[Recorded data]
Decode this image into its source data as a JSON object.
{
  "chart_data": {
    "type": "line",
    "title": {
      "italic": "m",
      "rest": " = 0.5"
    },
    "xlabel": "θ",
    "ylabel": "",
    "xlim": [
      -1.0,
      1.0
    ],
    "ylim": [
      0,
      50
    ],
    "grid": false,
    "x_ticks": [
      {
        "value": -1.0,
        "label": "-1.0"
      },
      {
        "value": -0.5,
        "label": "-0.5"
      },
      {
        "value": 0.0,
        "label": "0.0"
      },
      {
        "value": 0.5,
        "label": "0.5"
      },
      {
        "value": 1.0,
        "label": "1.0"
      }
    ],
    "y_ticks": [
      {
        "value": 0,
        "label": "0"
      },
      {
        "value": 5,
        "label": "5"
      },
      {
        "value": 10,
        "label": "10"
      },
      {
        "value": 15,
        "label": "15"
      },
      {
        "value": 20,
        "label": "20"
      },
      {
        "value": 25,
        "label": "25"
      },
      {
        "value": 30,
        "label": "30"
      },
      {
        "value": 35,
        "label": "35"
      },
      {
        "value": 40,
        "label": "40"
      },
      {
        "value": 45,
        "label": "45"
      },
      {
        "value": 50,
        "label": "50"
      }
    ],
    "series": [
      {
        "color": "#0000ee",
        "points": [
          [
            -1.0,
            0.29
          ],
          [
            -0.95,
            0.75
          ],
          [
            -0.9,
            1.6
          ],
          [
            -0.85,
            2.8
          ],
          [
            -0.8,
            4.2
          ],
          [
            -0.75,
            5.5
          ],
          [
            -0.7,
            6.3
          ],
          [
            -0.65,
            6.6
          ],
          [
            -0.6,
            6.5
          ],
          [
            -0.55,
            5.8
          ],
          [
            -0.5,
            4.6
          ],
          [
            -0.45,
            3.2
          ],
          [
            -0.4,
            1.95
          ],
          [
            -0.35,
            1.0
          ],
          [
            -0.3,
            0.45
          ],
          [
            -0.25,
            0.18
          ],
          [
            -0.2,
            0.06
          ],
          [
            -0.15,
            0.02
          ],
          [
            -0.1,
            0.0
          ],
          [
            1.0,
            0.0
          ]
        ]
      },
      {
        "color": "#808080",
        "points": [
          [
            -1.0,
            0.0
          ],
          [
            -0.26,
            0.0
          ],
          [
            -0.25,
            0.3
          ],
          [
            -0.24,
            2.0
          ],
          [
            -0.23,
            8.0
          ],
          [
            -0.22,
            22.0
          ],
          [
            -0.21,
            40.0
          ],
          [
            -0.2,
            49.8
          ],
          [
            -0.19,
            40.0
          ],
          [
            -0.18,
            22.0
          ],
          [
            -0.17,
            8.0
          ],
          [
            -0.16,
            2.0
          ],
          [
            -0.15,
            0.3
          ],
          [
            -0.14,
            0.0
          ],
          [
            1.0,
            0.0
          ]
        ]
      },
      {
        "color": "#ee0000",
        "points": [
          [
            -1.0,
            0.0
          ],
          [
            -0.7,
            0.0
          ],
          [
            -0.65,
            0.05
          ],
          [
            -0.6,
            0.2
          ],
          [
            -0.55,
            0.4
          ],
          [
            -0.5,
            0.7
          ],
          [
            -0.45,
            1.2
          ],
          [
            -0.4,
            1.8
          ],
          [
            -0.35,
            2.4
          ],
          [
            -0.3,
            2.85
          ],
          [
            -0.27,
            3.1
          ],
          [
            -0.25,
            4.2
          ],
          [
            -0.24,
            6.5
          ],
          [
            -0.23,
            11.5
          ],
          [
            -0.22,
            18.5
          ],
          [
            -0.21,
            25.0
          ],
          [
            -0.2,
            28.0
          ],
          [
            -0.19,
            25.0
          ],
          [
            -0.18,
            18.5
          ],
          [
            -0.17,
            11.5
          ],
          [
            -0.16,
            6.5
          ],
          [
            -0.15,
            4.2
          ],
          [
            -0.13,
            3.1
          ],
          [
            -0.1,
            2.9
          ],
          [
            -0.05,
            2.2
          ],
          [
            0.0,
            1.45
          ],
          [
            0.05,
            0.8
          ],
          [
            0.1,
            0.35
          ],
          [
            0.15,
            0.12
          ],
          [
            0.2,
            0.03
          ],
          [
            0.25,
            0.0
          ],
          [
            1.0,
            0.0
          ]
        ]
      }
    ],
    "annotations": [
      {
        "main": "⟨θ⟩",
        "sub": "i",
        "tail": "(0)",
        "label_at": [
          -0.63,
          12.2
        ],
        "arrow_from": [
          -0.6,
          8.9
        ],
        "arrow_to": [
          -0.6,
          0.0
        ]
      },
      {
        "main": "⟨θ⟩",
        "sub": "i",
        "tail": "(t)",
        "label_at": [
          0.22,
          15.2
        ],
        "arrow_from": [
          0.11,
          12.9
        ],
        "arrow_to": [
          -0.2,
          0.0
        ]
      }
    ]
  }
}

Goal = Write out the material exactly as given.

Task result =
Decode this image into its source data as a JSON object.
{
  "chart_data": {
    "type": "line",
    "title": {
      "italic": "m",
      "rest": " = 0.5"
    },
    "xlabel": "θ",
    "ylabel": "",
    "xlim": [
      -1.0,
      1.0
    ],
    "ylim": [
      0,
      50
    ],
    "grid": false,
    "x_ticks": [
      {
        "value": -1.0,
        "label": "-1.0"
      },
      {
        "value": -0.5,
        "label": "-0.5"
      },
      {
        "value": 0.0,
        "label": "0.0"
      },
      {
        "value": 0.5,
        "label": "0.5"
      },
      {
        "value": 1.0,
        "label": "1.0"
      }
    ],
    "y_ticks": [
      {
        "value": 0,
        "label": "0"
      },
      {
        "value": 5,
        "label": "5"
      },
      {
        "value": 10,
        "label": "10"
      },
      {
        "value": 15,
        "label": "15"
      },
      {
        "value": 20,
        "label": "20"
      },
      {
        "value": 25,
        "label": "25"
      },
      {
        "value": 30,
        "label": "30"
      },
      {
        "value": 35,
        "label": "35"
      },
      {
        "value": 40,
        "label": "40"
      },
      {
        "value": 45,
        "label": "45"
      },
      {
        "value": 50,
        "label": "50"
      }
    ],
    "series": [
      {
        "color": "#0000ee",
        "points": [
          [
            -1.0,
            0.29
          ],
          [
            -0.95,
            0.75
          ],
          [
            -0.9,
            1.6
          ],
          [
            -0.85,
            2.8
          ],
          [
            -0.8,
            4.2
          ],
          [
            -0.75,
            5.5
          ],
          [
            -0.7,
            6.3
          ],
          [
            -0.65,
            6.6
          ],
          [
            -0.6,
            6.5
          ],
          [
            -0.55,
            5.8
          ],
          [
            -0.5,
            4.6
          ],
          [
            -0.45,
            3.2
          ],
          [
            -0.4,
            1.95
          ],
          [
            -0.35,
            1.0
          ],
          [
            -0.3,
            0.45
          ],
          [
            -0.25,
            0.18
          ],
          [
            -0.2,
            0.06
          ],
          [
            -0.15,
            0.02
          ],
          [
            -0.1,
            0.0
          ],
          [
            1.0,
            0.0
          ]
        ]
      },
      {
        "color": "#808080",
        "points": [
          [
            -1.0,
            0.0
          ],
          [
            -0.26,
            0.0
          ],
          [
            -0.25,
            0.3
          ],
          [
            -0.24,
            2.0
          ],
          [
            -0.23,
            8.0
          ],
          [
            -0.22,
            22.0
          ],
          [
            -0.21,
            40.0
          ],
          [
            -0.2,
            49.8
          ],
          [
            -0.19,
            40.0
          ],
          [
            -0.18,
            22.0
          ],
          [
            -0.17,
            8.0
          ],
          [
            -0.16,
            2.0
          ],
          [
            -0.15,
            0.3
          ],
          [
            -0.14,
            0.0
          ],
          [
            1.0,
            0.0
          ]
        ]
      },
      {
        "color": "#ee0000",
        "points": [
          [
            -1.0,
            0.0
          ],
          [
            -0.7,
            0.0
          ],
          [
            -0.65,
            0.05
          ],
          [
            -0.6,
            0.2
          ],
          [
            -0.55,
            0.4
          ],
          [
            -0.5,
            0.7
          ],
          [
            -0.45,
            1.2
          ],
          [
            -0.4,
            1.8
          ],
          [
            -0.35,
            2.4
          ],
          [
            -0.3,
            2.85
          ],
          [
            -0.27,
            3.1
          ],
          [
            -0.25,
            4.2
          ],
          [
            -0.24,
            6.5
          ],
          [
            -0.23,
            11.5
          ],
          [
            -0.22,
            18.5
          ],
          [
            -0.21,
            25.0
          ],
          [
            -0.2,
            28.0
          ],
          [
            -0.19,
            25.0
          ],
          [
            -0.18,
            18.5
          ],
          [
            -0.17,
            11.5
          ],
          [
            -0.16,
            6.5
          ],
          [
            -0.15,
            4.2
          ],
          [
            -0.13,
            3.1
          ],
          [
            -0.1,
            2.9
          ],
          [
            -0.05,
            2.2
          ],
          [
            0.0,
            1.45
          ],
          [
            0.05,
            0.8
          ],
          [
            0.1,
            0.35
          ],
          [
            0.15,
            0.12
          ],
          [
            0.2,
            0.03
          ],
          [
            0.25,
            0.0
          ],
          [
            1.0,
            0.0
          ]
        ]
      }
    ],
    "annotations": [
      {
        "main": "⟨θ⟩",
        "sub": "i",
        "tail": "(0)",
        "label_at": [
          -0.63,
          12.2
        ],
        "arrow_from": [
          -0.6,
          8.9
        ],
        "arrow_to": [
          -0.6,
          0.0
        ]
      },
      {
        "main": "⟨θ⟩",
        "sub": "i",
        "tail": "(t)",
        "label_at": [
          0.22,
          15.2
        ],
        "arrow_from": [
          0.11,
          12.9
        ],
        "arrow_to": [
          -0.2,
          0.0
        ]
      }
    ]
  }
}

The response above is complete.